◆ **Task directions**
Output the data that follows exactly, line for line.

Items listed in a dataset
════════

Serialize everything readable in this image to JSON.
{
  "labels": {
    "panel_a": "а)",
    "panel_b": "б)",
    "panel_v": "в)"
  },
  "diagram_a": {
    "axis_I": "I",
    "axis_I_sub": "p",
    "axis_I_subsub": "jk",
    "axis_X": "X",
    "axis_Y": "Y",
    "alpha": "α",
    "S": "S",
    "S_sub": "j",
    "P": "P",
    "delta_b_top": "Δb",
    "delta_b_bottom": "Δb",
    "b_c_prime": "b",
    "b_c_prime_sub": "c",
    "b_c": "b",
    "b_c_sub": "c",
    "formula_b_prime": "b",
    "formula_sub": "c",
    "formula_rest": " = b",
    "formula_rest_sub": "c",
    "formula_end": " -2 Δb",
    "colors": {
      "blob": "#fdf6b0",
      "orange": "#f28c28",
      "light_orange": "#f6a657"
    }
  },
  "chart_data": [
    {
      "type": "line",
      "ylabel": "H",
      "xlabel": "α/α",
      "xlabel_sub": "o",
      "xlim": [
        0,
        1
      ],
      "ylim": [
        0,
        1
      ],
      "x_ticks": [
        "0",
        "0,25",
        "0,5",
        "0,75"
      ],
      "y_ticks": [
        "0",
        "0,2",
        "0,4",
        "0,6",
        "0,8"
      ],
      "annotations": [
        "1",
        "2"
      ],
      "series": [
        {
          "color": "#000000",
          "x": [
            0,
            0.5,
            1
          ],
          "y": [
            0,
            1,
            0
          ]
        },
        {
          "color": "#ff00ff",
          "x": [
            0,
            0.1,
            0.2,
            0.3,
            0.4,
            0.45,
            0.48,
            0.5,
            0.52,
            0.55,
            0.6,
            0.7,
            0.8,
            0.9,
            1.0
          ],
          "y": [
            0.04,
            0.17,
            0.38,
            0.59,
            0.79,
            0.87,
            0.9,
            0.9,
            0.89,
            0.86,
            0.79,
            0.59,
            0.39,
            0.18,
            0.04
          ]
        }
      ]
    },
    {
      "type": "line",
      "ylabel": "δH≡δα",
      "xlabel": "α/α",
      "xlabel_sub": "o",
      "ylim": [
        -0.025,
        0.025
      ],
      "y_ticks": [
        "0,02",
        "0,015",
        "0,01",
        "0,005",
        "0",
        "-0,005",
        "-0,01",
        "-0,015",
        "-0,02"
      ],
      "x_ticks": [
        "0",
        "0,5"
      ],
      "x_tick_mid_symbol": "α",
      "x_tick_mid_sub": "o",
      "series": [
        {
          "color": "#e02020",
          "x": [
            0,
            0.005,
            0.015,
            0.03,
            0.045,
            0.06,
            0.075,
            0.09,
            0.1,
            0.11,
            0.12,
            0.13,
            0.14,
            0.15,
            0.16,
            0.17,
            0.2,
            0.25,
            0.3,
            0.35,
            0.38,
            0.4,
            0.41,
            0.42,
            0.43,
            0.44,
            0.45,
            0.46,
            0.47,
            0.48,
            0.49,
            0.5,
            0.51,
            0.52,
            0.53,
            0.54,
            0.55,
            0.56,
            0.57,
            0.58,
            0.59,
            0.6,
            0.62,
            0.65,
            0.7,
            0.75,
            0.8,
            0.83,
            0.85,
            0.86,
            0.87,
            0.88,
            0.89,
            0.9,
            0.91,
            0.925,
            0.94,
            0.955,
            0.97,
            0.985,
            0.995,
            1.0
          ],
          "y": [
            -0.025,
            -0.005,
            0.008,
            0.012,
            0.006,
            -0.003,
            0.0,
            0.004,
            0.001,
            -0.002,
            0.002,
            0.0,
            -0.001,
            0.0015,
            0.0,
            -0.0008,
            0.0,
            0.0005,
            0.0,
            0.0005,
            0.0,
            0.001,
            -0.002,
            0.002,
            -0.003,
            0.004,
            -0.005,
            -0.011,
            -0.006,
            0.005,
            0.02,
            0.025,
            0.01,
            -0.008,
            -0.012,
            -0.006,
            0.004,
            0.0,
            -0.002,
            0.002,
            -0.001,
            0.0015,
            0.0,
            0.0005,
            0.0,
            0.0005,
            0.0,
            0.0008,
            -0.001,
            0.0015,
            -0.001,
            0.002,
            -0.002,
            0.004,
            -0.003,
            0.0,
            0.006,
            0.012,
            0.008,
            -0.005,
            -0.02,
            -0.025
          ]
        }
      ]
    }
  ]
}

════════

◆ **The reply**
Serialize everything readable in this image to JSON.
{
  "labels": {
    "panel_a": "а)",
    "panel_b": "б)",
    "panel_v": "в)"
  },
  "diagram_a": {
    "axis_I": "I",
    "axis_I_sub": "p",
    "axis_I_subsub": "jk",
    "axis_X": "X",
    "axis_Y": "Y",
    "alpha": "α",
    "S": "S",
    "S_sub": "j",
    "P": "P",
    "delta_b_top": "Δb",
    "delta_b_bottom": "Δb",
    "b_c_prime": "b",
    "b_c_prime_sub": "c",
    "b_c": "b",
    "b_c_sub": "c",
    "formula_b_prime": "b",
    "formula_sub": "c",
    "formula_rest": " = b",
    "formula_rest_sub": "c",
    "formula_end": " -2 Δb",
    "colors": {
      "blob": "#fdf6b0",
      "orange": "#f28c28",
      "light_orange": "#f6a657"
    }
  },
  "chart_data": [
    {
      "type": "line",
      "ylabel": "H",
      "xlabel": "α/α",
      "xlabel_sub": "o",
      "xlim": [
        0,
        1
      ],
      "ylim": [
        0,
        1
      ],
      "x_ticks": [
        "0",
        "0,25",
        "0,5",
        "0,75"
      ],
      "y_ticks": [
        "0",
        "0,2",
        "0,4",
        "0,6",
        "0,8"
      ],
      "annotations": [
        "1",
        "2"
      ],
      "series": [
        {
          "color": "#000000",
          "x": [
            0,
            0.5,
            1
          ],
          "y": [
            0,
            1,
            0
          ]
        },
        {
          "color": "#ff00ff",
          "x": [
            0,
            0.1,
            0.2,
            0.3,
            0.4,
            0.45,
            0.48,
            0.5,
            0.52,
            0.55,
            0.6,
            0.7,
            0.8,
            0.9,
            1.0
          ],
          "y": [
            0.04,
            0.17,
            0.38,
            0.59,
            0.79,
            0.87,
            0.9,
            0.9,
            0.89,
            0.86,
            0.79,
            0.59,
            0.39,
            0.18,
            0.04
          ]
        }
      ]
    },
    {
      "type": "line",
      "ylabel": "δH≡δα",
      "xlabel": "α/α",
      "xlabel_sub": "o",
      "ylim": [
        -0.025,
        0.025
      ],
      "y_ticks": [
        "0,02",
        "0,015",
        "0,01",
        "0,005",
        "0",
        "-0,005",
        "-0,01",
        "-0,015",
        "-0,02"
      ],
      "x_ticks": [
        "0",
        "0,5"
      ],
      "x_tick_mid_symbol": "α",
      "x_tick_mid_sub": "o",
      "series": [
        {
          "color": "#e02020",
          "x": [
            0,
            0.005,
            0.015,
            0.03,
            0.045,
            0.06,
            0.075,
            0.09,
            0.1,
            0.11,
            0.12,
            0.13,
            0.14,
            0.15,
            0.16,
            0.17,
            0.2,
            0.25,
            0.3,
            0.35,
            0.38,
            0.4,
            0.41,
            0.42,
            0.43,
            0.44,
            0.45,
            0.46,
            0.47,
            0.48,
            0.49,
            0.5,
            0.51,
            0.52,
            0.53,
            0.54,
            0.55,
            0.56,
            0.57,
            0.58,
            0.59,
            0.6,
            0.62,
            0.65,
            0.7,
            0.75,
            0.8,
            0.83,
            0.85,
            0.86,
            0.87,
            0.88,
            0.89,
            0.9,
            0.91,
            0.925,
            0.94,
            0.955,
            0.97,
            0.985,
            0.995,
            1.0
          ],
          "y": [
            -0.025,
            -0.005,
            0.008,
            0.012,
            0.006,
            -0.003,
            0.0,
            0.004,
            0.001,
            -0.002,
            0.002,
            0.0,
            -0.001,
            0.0015,
            0.0,
            -0.0008,
            0.0,
            0.0005,
            0.0,
            0.0005,
            0.0,
            0.001,
            -0.002,
            0.002,
            -0.003,
            0.004,
            -0.005,
            -0.011,
            -0.006,
            0.005,
            0.02,
            0.025,
            0.01,
            -0.008,
            -0.012,
            -0.006,
            0.004,
            0.0,
            -0.002,
            0.002,
            -0.001,
            0.0015,
            0.0,
            0.0005,
            0.0,
            0.0005,
            0.0,
            0.0008,
            -0.001,
            0.0015,
            -0.001,
            0.002,
            -0.002,
            0.004,
            -0.003,
            0.0,
            0.006,
            0.012,
            0.008,
            -0.005,
            -0.02,
            -0.025
          ]
        }
      ]
    }
  ]
}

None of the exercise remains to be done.